▶ Exercise description:
Write out the entries below once more, exactly.

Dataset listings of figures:
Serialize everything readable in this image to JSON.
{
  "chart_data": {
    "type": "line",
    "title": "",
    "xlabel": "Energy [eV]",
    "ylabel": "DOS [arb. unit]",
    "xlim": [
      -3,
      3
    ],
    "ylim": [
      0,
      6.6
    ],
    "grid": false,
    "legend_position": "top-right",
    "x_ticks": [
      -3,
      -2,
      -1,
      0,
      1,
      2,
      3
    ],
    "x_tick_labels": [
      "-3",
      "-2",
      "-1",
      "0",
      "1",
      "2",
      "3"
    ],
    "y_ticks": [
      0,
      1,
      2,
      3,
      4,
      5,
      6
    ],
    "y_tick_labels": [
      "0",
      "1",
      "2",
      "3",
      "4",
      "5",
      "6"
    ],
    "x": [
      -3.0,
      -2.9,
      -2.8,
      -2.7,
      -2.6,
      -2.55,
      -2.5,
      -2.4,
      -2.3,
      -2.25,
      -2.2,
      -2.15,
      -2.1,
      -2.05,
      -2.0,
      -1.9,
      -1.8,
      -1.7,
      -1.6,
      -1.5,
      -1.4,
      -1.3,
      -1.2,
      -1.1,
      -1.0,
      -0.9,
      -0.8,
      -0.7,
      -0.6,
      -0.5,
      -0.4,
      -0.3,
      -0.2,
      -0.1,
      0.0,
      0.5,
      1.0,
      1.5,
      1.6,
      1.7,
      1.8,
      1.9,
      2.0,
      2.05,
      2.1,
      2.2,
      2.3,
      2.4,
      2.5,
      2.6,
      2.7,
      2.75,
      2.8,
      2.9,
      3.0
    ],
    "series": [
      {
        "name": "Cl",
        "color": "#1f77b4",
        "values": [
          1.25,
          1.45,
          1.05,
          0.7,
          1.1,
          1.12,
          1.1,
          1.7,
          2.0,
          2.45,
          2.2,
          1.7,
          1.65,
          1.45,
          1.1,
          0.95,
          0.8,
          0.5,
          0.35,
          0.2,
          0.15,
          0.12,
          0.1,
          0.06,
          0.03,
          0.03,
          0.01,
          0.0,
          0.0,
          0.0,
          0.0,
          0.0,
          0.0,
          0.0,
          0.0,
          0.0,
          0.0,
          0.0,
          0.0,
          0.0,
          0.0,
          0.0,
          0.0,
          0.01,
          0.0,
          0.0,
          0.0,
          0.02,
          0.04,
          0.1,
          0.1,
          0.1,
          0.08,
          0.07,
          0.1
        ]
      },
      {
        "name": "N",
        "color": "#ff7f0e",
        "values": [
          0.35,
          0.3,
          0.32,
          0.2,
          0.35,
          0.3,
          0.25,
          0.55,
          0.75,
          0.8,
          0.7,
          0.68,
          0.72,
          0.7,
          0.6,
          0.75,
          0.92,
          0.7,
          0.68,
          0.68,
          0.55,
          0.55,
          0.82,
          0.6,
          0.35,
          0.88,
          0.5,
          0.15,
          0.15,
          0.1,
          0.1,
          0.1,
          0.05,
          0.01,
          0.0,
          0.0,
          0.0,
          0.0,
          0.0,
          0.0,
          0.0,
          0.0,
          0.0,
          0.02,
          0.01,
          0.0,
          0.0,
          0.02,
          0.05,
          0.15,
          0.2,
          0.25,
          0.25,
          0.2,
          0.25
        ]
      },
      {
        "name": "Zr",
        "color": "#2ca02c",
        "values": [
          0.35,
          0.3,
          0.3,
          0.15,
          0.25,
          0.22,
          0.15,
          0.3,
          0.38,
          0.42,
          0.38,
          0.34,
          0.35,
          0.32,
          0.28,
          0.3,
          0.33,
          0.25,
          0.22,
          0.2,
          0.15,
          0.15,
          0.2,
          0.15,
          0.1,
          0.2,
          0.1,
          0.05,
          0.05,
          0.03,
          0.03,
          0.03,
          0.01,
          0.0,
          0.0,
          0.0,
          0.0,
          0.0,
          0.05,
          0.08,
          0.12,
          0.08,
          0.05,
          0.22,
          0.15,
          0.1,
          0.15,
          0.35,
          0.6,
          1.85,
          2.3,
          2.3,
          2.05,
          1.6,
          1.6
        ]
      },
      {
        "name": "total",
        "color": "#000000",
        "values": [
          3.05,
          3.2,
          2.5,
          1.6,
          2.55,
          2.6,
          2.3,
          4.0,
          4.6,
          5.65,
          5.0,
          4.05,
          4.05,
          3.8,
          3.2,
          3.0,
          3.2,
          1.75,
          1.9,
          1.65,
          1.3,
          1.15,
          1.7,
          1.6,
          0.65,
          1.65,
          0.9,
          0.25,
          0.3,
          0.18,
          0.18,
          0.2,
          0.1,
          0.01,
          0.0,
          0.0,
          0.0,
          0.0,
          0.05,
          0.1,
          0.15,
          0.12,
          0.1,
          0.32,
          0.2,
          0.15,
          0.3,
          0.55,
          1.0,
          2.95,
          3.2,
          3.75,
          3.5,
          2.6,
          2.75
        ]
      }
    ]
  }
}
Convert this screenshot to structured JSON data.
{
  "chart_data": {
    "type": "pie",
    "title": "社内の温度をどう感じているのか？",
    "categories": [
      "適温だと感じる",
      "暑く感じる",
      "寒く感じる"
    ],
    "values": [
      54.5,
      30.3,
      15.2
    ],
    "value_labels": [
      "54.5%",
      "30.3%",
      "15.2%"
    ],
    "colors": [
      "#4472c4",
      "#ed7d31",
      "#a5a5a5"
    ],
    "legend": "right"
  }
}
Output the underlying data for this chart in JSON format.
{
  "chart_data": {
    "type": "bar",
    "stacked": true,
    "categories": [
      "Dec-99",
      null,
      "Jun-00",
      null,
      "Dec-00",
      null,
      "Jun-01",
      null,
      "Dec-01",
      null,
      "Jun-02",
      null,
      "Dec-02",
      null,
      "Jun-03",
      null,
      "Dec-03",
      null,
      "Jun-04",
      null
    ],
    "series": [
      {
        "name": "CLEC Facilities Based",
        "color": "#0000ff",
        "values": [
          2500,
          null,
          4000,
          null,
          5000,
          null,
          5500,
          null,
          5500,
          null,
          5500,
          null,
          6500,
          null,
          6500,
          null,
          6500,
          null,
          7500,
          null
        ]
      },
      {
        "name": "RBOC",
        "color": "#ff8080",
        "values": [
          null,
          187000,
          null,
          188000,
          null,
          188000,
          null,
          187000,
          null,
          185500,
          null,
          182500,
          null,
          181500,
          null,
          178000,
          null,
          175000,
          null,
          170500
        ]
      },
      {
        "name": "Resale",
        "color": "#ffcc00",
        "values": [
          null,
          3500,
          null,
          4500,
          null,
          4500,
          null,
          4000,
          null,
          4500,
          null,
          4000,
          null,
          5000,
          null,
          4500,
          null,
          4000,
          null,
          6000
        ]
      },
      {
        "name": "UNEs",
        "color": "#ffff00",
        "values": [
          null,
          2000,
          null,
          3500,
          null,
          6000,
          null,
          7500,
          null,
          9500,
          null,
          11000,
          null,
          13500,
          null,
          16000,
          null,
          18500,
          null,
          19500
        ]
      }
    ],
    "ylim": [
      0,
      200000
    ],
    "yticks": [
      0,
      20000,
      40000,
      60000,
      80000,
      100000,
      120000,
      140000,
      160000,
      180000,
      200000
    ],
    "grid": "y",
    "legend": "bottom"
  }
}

▶ Response to the task:
Serialize everything readable in this image to JSON.
{
  "chart_data": {
    "type": "line",
    "title": "",
    "xlabel": "Energy [eV]",
    "ylabel": "DOS [arb. unit]",
    "xlim": [
      -3,
      3
    ],
    "ylim": [
      0,
      6.6
    ],
    "grid": false,
    "legend_position": "top-right",
    "x_ticks": [
      -3,
      -2,
      -1,
      0,
      1,
      2,
      3
    ],
    "x_tick_labels": [
      "-3",
      "-2",
      "-1",
      "0",
      "1",
      "2",
      "3"
    ],
    "y_ticks": [
      0,
      1,
      2,
      3,
      4,
      5,
      6
    ],
    "y_tick_labels": [
      "0",
      "1",
      "2",
      "3",
      "4",
      "5",
      "6"
    ],
    "x": [
      -3.0,
      -2.9,
      -2.8,
      -2.7,
      -2.6,
      -2.55,
      -2.5,
      -2.4,
      -2.3,
      -2.25,
      -2.2,
      -2.15,
      -2.1,
      -2.05,
      -2.0,
      -1.9,
      -1.8,
      -1.7,
      -1.6,
      -1.5,
      -1.4,
      -1.3,
      -1.2,
      -1.1,
      -1.0,
      -0.9,
      -0.8,
      -0.7,
      -0.6,
      -0.5,
      -0.4,
      -0.3,
      -0.2,
      -0.1,
      0.0,
      0.5,
      1.0,
      1.5,
      1.6,
      1.7,
      1.8,
      1.9,
      2.0,
      2.05,
      2.1,
      2.2,
      2.3,
      2.4,
      2.5,
      2.6,
      2.7,
      2.75,
      2.8,
      2.9,
      3.0
    ],
    "series": [
      {
        "name": "Cl",
        "color": "#1f77b4",
        "values": [
          1.25,
          1.45,
          1.05,
          0.7,
          1.1,
          1.12,
          1.1,
          1.7,
          2.0,
          2.45,
          2.2,
          1.7,
          1.65,
          1.45,
          1.1,
          0.95,
          0.8,
          0.5,
          0.35,
          0.2,
          0.15,
          0.12,
          0.1,
          0.06,
          0.03,
          0.03,
          0.01,
          0.0,
          0.0,
          0.0,
          0.0,
          0.0,
          0.0,
          0.0,
          0.0,
          0.0,
          0.0,
          0.0,
          0.0,
          0.0,
          0.0,
          0.0,
          0.0,
          0.01,
          0.0,
          0.0,
          0.0,
          0.02,
          0.04,
          0.1,
          0.1,
          0.1,
          0.08,
          0.07,
          0.1
        ]
      },
      {
        "name": "N",
        "color": "#ff7f0e",
        "values": [
          0.35,
          0.3,
          0.32,
          0.2,
          0.35,
          0.3,
          0.25,
          0.55,
          0.75,
          0.8,
          0.7,
          0.68,
          0.72,
          0.7,
          0.6,
          0.75,
          0.92,
          0.7,
          0.68,
          0.68,
          0.55,
          0.55,
          0.82,
          0.6,
          0.35,
          0.88,
          0.5,
          0.15,
          0.15,
          0.1,
          0.1,
          0.1,
          0.05,
          0.01,
          0.0,
          0.0,
          0.0,
          0.0,
          0.0,
          0.0,
          0.0,
          0.0,
          0.0,
          0.02,
          0.01,
          0.0,
          0.0,
          0.02,
          0.05,
          0.15,
          0.2,
          0.25,
          0.25,
          0.2,
          0.25
        ]
      },
      {
        "name": "Zr",
        "color": "#2ca02c",
        "values": [
          0.35,
          0.3,
          0.3,
          0.15,
          0.25,
          0.22,
          0.15,
          0.3,
          0.38,
          0.42,
          0.38,
          0.34,
          0.35,
          0.32,
          0.28,
          0.3,
          0.33,
          0.25,
          0.22,
          0.2,
          0.15,
          0.15,
          0.2,
          0.15,
          0.1,
          0.2,
          0.1,
          0.05,
          0.05,
          0.03,
          0.03,
          0.03,
          0.01,
          0.0,
          0.0,
          0.0,
          0.0,
          0.0,
          0.05,
          0.08,
          0.12,
          0.08,
          0.05,
          0.22,
          0.15,
          0.1,
          0.15,
          0.35,
          0.6,
          1.85,
          2.3,
          2.3,
          2.05,
          1.6,
          1.6
        ]
      },
      {
        "name": "total",
        "color": "#000000",
        "values": [
          3.05,
          3.2,
          2.5,
          1.6,
          2.55,
          2.6,
          2.3,
          4.0,
          4.6,
          5.65,
          5.0,
          4.05,
          4.05,
          3.8,
          3.2,
          3.0,
          3.2,
          1.75,
          1.9,
          1.65,
          1.3,
          1.15,
          1.7,
          1.6,
          0.65,
          1.65,
          0.9,
          0.25,
          0.3,
          0.18,
          0.18,
          0.2,
          0.1,
          0.01,
          0.0,
          0.0,
          0.0,
          0.0,
          0.05,
          0.1,
          0.15,
          0.12,
          0.1,
          0.32,
          0.2,
          0.15,
          0.3,
          0.55,
          1.0,
          2.95,
          3.2,
          3.75,
          3.5,
          2.6,
          2.75
        ]
      }
    ]
  }
}
Convert this screenshot to structured JSON data.
{
  "chart_data": {
    "type": "pie",
    "title": "社内の温度をどう感じているのか？",
    "categories": [
      "適温だと感じる",
      "暑く感じる",
      "寒く感じる"
    ],
    "values": [
      54.5,
      30.3,
      15.2
    ],
    "value_labels": [
      "54.5%",
      "30.3%",
      "15.2%"
    ],
    "colors": [
      "#4472c4",
      "#ed7d31",
      "#a5a5a5"
    ],
    "legend": "right"
  }
}
Output the underlying data for this chart in JSON format.
{
  "chart_data": {
    "type": "bar",
    "stacked": true,
    "categories": [
      "Dec-99",
      null,
      "Jun-00",
      null,
      "Dec-00",
      null,
      "Jun-01",
      null,
      "Dec-01",
      null,
      "Jun-02",
      null,
      "Dec-02",
      null,
      "Jun-03",
      null,
      "Dec-03",
      null,
      "Jun-04",
      null
    ],
    "series": [
      {
        "name": "CLEC Facilities Based",
        "color": "#0000ff",
        "values": [
          2500,
          null,
          4000,
          null,
          5000,
          null,
          5500,
          null,
          5500,
          null,
          5500,
          null,
          6500,
          null,
          6500,
          null,
          6500,
          null,
          7500,
          null
        ]
      },
      {
        "name": "RBOC",
        "color": "#ff8080",
        "values": [
          null,
          187000,
          null,
          188000,
          null,
          188000,
          null,
          187000,
          null,
          185500,
          null,
          182500,
          null,
          181500,
          null,
          178000,
          null,
          175000,
          null,
          170500
        ]
      },
      {
        "name": "Resale",
        "color": "#ffcc00",
        "values": [
          null,
          3500,
          null,
          4500,
          null,
          4500,
          null,
          4000,
          null,
          4500,
          null,
          4000,
          null,
          5000,
          null,
          4500,
          null,
          4000,
          null,
          6000
        ]
      },
      {
        "name": "UNEs",
        "color": "#ffff00",
        "values": [
          null,
          2000,
          null,
          3500,
          null,
          6000,
          null,
          7500,
          null,
          9500,
          null,
          11000,
          null,
          13500,
          null,
          16000,
          null,
          18500,
          null,
          19500
        ]
      }
    ],
    "ylim": [
      0,
      200000
    ],
    "yticks": [
      0,
      20000,
      40000,
      60000,
      80000,
      100000,
      120000,
      140000,
      160000,
      180000,
      200000
    ],
    "grid": "y",
    "legend": "bottom"
  }
}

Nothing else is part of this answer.